┌──

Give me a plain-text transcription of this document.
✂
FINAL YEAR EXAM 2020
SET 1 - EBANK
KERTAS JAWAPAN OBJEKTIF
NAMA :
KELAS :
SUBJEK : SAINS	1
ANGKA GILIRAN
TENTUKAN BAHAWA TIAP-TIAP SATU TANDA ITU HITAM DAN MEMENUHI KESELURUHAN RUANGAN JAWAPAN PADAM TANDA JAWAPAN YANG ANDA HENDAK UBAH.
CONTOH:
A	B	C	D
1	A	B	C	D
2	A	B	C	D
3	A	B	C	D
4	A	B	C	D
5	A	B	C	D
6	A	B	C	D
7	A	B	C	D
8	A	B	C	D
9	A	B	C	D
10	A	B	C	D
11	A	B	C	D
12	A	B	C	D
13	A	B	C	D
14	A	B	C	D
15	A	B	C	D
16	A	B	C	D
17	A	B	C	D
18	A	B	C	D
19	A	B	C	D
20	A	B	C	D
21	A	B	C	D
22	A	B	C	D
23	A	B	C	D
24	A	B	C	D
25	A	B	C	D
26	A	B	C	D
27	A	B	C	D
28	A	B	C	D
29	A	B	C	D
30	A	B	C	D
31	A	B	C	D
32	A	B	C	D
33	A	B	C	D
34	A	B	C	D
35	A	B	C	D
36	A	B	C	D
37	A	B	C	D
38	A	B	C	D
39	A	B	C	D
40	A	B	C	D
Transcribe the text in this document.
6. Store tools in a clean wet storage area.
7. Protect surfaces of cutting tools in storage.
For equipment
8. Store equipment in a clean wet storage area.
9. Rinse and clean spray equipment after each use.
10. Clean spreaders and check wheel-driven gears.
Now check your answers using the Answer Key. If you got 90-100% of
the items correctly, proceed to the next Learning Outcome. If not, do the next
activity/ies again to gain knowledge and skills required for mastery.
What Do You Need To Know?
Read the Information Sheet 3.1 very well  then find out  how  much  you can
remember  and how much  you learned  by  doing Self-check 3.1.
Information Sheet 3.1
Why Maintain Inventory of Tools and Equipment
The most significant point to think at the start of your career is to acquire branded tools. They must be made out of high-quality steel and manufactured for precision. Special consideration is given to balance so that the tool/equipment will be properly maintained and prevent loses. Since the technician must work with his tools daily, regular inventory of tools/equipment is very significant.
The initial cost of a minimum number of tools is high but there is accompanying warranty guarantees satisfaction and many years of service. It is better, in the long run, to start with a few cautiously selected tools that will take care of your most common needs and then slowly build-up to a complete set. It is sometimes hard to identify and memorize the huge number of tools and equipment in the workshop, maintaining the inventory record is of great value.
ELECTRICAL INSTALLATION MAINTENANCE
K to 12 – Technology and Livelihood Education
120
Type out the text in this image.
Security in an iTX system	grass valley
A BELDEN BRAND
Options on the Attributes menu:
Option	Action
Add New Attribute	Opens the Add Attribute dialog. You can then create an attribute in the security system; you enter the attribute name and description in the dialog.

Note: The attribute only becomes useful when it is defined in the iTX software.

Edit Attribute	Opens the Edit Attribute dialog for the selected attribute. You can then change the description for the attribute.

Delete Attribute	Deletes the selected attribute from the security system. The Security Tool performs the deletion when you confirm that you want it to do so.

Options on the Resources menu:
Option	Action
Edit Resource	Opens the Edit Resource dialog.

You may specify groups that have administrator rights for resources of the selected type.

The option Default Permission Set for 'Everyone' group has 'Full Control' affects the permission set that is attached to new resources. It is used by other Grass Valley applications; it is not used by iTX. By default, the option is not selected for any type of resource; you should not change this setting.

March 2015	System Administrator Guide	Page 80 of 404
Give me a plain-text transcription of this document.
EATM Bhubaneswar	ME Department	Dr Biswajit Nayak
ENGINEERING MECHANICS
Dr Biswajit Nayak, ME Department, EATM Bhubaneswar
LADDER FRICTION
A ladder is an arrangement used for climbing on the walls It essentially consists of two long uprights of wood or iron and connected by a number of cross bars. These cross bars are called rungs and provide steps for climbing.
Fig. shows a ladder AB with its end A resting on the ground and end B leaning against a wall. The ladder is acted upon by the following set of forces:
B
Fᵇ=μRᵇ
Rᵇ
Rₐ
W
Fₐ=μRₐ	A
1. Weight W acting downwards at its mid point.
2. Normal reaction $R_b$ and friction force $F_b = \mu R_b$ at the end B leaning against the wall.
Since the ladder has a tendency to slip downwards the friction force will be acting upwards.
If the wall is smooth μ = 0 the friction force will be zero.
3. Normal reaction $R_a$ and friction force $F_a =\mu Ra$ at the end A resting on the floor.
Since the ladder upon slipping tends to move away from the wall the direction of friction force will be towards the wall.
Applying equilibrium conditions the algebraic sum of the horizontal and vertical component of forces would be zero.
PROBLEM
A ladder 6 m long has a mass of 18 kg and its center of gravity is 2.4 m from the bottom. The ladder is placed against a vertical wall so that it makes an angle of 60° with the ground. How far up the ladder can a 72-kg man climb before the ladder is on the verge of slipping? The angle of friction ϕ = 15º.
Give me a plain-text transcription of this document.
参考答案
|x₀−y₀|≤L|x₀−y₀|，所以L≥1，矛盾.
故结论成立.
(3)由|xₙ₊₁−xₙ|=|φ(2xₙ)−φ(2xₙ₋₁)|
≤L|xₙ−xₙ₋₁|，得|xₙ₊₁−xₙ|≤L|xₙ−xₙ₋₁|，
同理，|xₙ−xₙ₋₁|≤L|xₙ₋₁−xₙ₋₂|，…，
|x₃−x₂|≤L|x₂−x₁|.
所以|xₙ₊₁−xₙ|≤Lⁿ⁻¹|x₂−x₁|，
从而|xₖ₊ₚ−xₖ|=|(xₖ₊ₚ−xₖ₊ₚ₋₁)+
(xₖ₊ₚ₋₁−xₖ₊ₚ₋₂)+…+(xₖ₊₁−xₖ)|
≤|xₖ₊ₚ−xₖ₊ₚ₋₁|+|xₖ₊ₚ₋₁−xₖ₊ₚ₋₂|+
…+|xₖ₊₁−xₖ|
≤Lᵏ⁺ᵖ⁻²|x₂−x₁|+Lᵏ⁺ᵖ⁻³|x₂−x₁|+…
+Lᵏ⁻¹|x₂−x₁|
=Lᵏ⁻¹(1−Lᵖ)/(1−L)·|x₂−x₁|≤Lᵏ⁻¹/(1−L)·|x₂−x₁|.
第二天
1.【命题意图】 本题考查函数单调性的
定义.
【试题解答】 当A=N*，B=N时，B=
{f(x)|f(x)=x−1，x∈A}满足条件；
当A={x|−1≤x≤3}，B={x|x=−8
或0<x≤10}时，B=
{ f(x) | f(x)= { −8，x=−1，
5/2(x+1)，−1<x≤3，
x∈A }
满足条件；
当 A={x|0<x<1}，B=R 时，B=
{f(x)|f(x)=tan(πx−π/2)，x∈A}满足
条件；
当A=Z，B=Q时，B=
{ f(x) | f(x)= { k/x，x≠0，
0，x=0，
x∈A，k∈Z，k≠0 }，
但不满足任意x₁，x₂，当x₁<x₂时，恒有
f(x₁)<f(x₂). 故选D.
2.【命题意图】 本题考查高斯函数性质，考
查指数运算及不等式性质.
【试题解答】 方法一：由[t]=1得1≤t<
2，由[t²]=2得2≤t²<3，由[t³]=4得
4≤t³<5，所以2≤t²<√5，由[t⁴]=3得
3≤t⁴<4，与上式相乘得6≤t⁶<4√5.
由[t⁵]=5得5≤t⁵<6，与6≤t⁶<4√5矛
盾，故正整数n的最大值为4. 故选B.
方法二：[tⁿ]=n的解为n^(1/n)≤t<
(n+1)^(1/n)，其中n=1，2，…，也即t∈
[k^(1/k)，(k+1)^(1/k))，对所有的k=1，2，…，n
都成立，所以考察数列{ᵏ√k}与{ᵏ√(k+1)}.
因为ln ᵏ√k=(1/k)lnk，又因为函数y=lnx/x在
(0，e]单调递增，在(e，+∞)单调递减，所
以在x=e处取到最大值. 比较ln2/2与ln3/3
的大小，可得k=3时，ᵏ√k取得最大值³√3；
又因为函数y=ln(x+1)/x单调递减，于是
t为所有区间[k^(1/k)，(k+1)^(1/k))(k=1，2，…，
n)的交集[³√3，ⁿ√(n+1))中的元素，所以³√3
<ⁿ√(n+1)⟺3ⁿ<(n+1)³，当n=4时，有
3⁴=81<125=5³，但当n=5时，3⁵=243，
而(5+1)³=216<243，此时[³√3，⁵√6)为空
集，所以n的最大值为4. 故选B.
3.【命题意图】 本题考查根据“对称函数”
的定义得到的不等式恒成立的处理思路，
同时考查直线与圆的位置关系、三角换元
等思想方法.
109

└──

**Problem requirements:** Extract all lines containing the word "Bhubaneswar".

**Right answer:**
EATM Bhubaneswar	ME Department	Dr Biswajit Nayak
Dr Biswajit Nayak, ME Department, EATM Bhubaneswar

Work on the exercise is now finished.